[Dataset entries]
————

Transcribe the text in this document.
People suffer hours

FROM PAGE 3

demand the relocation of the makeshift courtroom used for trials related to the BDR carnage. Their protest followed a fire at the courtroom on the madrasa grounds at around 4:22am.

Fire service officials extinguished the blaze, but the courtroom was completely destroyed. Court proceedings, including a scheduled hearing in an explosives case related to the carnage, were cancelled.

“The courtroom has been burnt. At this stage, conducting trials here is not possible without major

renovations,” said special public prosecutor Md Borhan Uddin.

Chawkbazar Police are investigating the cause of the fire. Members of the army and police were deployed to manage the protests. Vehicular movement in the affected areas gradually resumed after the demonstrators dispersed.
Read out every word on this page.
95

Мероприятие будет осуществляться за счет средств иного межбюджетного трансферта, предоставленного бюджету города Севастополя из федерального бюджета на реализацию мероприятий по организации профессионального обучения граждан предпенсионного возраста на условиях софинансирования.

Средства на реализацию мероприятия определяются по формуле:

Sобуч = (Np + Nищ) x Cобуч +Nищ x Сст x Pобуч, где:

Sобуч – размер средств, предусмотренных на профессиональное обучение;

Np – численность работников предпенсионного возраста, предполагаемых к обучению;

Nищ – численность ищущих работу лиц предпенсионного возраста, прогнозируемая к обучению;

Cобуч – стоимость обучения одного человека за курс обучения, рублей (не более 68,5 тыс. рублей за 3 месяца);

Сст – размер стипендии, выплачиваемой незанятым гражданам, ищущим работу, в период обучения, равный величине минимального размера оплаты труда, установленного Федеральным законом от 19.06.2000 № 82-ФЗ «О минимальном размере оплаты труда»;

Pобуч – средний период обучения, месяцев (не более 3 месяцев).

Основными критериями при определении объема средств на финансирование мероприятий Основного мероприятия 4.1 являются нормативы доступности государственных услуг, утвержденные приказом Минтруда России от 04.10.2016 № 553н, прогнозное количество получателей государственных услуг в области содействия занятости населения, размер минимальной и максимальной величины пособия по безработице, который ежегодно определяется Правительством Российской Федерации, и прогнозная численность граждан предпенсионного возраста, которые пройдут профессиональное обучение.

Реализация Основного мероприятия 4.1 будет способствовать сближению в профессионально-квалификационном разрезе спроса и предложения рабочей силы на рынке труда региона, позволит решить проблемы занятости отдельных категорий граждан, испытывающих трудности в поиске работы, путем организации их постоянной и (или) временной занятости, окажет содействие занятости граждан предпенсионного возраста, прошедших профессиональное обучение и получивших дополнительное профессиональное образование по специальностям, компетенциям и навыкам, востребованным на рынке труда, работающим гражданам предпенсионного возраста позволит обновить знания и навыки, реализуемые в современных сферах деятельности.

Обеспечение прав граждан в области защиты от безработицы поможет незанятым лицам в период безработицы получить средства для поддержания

————

* _Exercise aim_:
From the entries above, list each line with "реализацию" in it.

* _Final result_:
Мероприятие будет осуществляться за счет средств иного межбюджетного трансферта, предоставленного бюджету города Севастополя из федерального бюджета на реализацию мероприятий по организации профессионального обучения граждан предпенсионного возраста на условиях софинансирования.
Средства на реализацию мероприятия определяются по формуле:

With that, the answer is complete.